_The task:_ Go through the lines below. Copy those with "orales".

_Material provided:_

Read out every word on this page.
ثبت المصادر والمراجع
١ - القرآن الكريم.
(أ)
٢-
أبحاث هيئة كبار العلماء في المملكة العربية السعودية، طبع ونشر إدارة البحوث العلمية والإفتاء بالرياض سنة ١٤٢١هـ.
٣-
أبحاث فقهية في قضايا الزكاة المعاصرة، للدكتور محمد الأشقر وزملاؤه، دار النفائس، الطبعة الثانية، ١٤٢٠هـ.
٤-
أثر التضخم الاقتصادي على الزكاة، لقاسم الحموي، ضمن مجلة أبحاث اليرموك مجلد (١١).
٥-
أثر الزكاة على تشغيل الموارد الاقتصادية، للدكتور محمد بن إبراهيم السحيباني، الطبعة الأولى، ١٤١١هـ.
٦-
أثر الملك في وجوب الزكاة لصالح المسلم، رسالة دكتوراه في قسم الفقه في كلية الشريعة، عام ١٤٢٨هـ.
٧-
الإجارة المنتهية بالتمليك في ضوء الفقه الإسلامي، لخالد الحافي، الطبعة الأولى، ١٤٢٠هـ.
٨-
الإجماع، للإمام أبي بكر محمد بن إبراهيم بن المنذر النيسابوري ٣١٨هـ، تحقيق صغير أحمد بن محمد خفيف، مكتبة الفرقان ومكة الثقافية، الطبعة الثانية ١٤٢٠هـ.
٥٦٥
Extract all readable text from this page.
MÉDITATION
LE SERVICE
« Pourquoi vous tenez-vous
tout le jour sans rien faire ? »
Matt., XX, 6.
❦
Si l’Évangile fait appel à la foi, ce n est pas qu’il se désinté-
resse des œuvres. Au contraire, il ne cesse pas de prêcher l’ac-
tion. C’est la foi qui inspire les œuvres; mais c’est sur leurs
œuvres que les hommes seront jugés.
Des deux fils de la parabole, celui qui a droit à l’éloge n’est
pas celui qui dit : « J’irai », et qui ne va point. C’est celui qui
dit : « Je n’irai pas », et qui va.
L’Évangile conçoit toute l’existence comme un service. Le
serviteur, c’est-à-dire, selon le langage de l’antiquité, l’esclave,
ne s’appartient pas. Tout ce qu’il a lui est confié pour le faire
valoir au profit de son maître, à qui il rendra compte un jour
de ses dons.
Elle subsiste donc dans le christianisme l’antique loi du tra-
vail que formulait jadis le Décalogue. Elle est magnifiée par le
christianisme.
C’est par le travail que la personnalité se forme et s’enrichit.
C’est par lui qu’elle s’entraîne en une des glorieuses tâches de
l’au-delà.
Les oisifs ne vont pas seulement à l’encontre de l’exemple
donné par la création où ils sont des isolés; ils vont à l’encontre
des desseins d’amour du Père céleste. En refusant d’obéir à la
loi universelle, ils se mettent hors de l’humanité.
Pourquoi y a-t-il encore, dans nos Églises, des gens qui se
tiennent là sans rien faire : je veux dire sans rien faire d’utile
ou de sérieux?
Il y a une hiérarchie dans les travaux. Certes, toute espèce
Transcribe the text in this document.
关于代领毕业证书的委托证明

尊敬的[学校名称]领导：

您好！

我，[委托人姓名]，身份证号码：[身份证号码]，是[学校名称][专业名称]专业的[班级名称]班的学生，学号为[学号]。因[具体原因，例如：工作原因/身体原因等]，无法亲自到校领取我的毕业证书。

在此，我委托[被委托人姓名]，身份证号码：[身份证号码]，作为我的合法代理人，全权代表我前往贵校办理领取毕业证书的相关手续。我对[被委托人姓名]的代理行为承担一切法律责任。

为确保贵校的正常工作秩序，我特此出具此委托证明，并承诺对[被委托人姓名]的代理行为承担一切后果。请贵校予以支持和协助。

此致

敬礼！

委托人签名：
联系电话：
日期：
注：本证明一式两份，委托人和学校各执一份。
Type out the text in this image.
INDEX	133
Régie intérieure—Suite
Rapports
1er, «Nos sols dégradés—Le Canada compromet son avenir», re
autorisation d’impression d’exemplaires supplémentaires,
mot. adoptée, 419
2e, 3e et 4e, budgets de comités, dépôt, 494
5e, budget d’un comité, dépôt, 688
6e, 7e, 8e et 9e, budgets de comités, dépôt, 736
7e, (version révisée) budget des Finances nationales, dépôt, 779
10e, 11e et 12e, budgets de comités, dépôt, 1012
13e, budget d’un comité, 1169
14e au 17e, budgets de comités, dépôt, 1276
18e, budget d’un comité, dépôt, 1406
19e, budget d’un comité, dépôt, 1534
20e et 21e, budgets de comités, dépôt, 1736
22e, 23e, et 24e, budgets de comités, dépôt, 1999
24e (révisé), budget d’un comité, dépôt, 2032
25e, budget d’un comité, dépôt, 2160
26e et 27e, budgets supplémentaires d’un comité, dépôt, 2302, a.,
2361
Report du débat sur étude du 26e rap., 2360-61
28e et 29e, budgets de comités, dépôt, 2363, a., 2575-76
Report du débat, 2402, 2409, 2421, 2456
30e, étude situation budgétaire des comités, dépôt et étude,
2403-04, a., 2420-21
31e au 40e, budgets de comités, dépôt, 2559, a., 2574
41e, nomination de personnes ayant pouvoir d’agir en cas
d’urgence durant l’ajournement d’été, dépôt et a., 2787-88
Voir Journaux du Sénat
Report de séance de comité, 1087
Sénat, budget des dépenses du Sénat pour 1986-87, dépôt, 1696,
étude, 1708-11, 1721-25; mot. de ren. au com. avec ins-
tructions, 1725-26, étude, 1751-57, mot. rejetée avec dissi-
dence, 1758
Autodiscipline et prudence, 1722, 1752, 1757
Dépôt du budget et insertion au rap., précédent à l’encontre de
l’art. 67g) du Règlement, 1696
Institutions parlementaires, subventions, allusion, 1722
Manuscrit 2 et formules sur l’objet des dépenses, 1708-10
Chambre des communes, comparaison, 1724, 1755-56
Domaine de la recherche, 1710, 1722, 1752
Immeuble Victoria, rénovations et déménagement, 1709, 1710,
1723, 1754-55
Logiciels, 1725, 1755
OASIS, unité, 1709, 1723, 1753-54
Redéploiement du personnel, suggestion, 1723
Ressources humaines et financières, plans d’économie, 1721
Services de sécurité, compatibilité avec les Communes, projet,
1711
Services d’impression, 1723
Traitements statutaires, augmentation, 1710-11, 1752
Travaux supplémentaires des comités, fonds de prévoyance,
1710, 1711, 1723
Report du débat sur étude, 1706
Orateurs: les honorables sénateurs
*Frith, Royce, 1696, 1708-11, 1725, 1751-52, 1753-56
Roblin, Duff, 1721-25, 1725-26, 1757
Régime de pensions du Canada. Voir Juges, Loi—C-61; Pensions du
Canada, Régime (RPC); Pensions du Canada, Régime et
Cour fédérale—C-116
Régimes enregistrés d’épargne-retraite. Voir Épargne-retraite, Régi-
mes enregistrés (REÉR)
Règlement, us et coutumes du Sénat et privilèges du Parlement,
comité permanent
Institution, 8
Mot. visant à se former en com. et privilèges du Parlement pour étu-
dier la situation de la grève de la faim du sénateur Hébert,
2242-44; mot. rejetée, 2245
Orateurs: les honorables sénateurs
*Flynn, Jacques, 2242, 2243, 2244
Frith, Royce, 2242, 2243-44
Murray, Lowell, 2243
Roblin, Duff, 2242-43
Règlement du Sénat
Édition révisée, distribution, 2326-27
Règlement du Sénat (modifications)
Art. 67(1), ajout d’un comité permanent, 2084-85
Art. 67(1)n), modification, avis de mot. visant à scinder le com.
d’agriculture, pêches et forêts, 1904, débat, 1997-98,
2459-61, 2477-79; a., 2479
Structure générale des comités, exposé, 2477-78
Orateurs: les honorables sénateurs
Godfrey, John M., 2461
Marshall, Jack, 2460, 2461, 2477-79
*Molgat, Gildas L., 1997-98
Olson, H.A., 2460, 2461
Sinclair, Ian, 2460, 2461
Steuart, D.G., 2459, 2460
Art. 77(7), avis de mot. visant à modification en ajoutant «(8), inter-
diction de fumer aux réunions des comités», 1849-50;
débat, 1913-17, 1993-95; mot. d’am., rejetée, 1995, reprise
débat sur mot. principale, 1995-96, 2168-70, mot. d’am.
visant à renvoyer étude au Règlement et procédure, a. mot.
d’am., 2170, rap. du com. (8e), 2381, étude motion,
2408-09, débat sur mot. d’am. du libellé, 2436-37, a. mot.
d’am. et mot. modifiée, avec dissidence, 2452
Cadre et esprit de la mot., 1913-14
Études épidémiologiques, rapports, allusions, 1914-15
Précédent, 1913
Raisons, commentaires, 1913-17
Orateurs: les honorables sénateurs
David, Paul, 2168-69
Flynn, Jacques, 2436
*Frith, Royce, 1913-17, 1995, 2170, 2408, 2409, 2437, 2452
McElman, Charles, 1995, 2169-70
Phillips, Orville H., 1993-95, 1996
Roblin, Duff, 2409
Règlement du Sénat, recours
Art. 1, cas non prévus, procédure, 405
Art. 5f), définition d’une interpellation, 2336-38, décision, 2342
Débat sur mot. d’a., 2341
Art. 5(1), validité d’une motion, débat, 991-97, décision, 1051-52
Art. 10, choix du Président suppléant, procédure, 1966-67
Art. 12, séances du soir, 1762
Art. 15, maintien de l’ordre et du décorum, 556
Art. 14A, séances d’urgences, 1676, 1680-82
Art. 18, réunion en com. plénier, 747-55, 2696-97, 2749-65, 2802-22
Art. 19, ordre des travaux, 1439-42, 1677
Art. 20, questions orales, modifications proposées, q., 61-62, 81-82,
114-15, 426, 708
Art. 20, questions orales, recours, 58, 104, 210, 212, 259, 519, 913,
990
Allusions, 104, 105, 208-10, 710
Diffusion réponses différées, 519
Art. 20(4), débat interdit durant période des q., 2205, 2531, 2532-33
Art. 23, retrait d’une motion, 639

_Complete answer:_
Art. 20, questions orales, modifications proposées, q., 61-62, 81-82,
Art. 20, questions orales, recours, 58, 104, 210, 212, 259, 519, 913,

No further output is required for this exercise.